Exercise brief -> Copy out the material below in full, but not its images.

[Stored records]
════════════════════

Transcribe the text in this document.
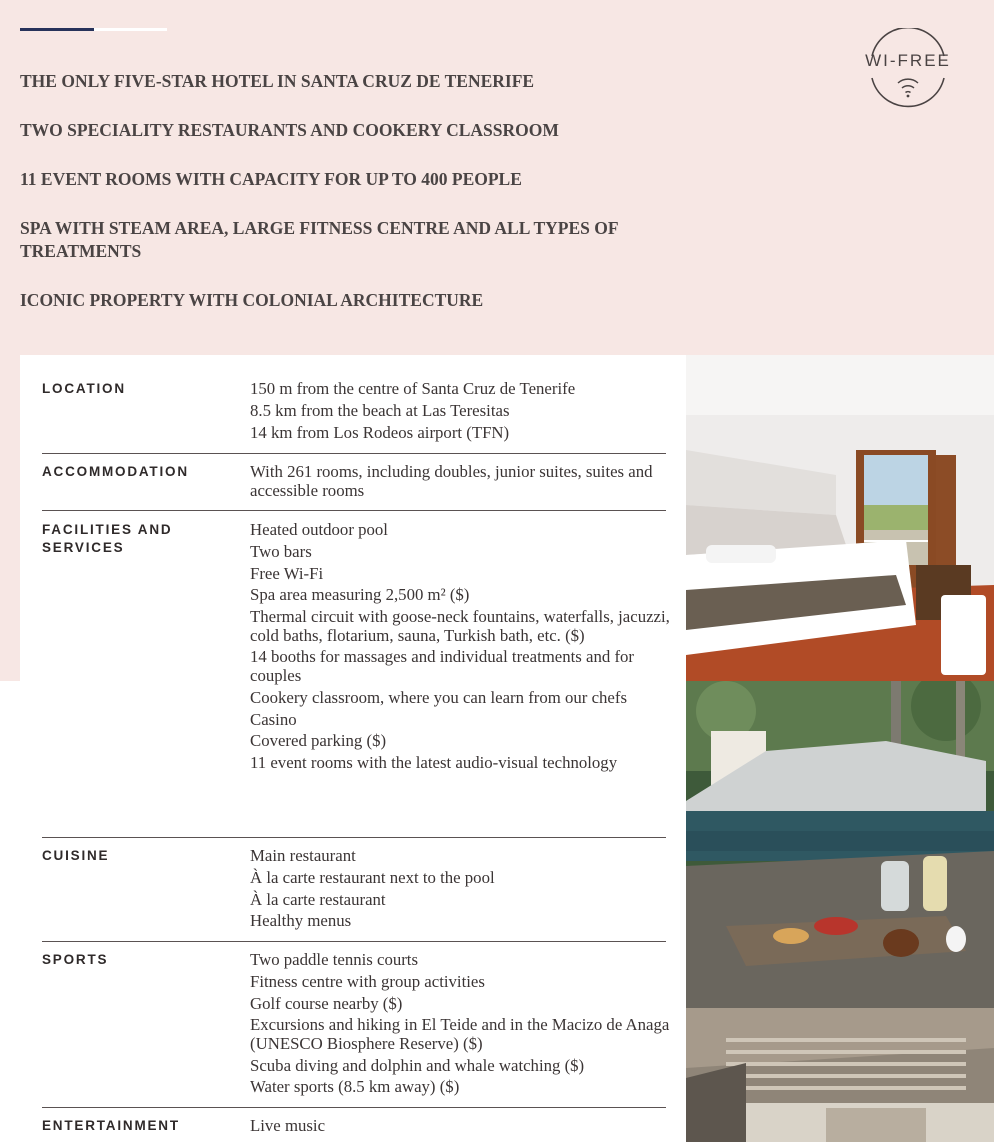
WI-FREE
THE ONLY FIVE-STAR HOTEL IN SANTA CRUZ DE TENERIFE
TWO SPECIALITY RESTAURANTS AND COOKERY CLASSROOM
11 EVENT ROOMS WITH CAPACITY FOR UP TO 400 PEOPLE
SPA WITH STEAM AREA, LARGE FITNESS CENTRE AND ALL TYPES OF TREATMENTS
ICONIC PROPERTY WITH COLONIAL ARCHITECTURE
LOCATION	150 m from the centre of Santa Cruz de Tenerife
8.5 km from the beach at Las Teresitas
14 km from Los Rodeos airport (TFN)
ACCOMMODATION	With 261 rooms, including doubles, junior suites, suites and accessible rooms
FACILITIES AND SERVICES
Heated outdoor pool
Two bars
Free Wi-Fi
Spa area measuring 2,500 m² ($)
Thermal circuit with goose-neck fountains, waterfalls, jacuzzi, cold baths, flotarium, sauna, Turkish bath, etc. ($)
14 booths for massages and individual treatments and for couples
Cookery classroom, where you can learn from our chefs
Casino
Covered parking ($)
11 event rooms with the latest audio-visual technology
CUISINE	Main restaurant
À la carte restaurant next to the pool
À la carte restaurant
Healthy menus
SPORTS	Two paddle tennis courts
Fitness centre with group activities
Golf course nearby ($)
Excursions and hiking in El Teide and in the Macizo de Anaga (UNESCO Biosphere Reserve) ($)
Scuba diving and dolphin and whale watching ($)
Water sports (8.5 km away) ($)
ENTERTAINMENT	Live music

════════════════════

Worked answer ->
Transcribe the text in this document.
WI-FREE
THE ONLY FIVE-STAR HOTEL IN SANTA CRUZ DE TENERIFE
TWO SPECIALITY RESTAURANTS AND COOKERY CLASSROOM
11 EVENT ROOMS WITH CAPACITY FOR UP TO 400 PEOPLE
SPA WITH STEAM AREA, LARGE FITNESS CENTRE AND ALL TYPES OF TREATMENTS
ICONIC PROPERTY WITH COLONIAL ARCHITECTURE
LOCATION	150 m from the centre of Santa Cruz de Tenerife
8.5 km from the beach at Las Teresitas
14 km from Los Rodeos airport (TFN)
ACCOMMODATION	With 261 rooms, including doubles, junior suites, suites and accessible rooms
FACILITIES AND SERVICES
Heated outdoor pool
Two bars
Free Wi-Fi
Spa area measuring 2,500 m² ($)
Thermal circuit with goose-neck fountains, waterfalls, jacuzzi, cold baths, flotarium, sauna, Turkish bath, etc. ($)
14 booths for massages and individual treatments and for couples
Cookery classroom, where you can learn from our chefs
Casino
Covered parking ($)
11 event rooms with the latest audio-visual technology
CUISINE	Main restaurant
À la carte restaurant next to the pool
À la carte restaurant
Healthy menus
SPORTS	Two paddle tennis courts
Fitness centre with group activities
Golf course nearby ($)
Excursions and hiking in El Teide and in the Macizo de Anaga (UNESCO Biosphere Reserve) ($)
Scuba diving and dolphin and whale watching ($)
Water sports (8.5 km away) ($)
ENTERTAINMENT	Live music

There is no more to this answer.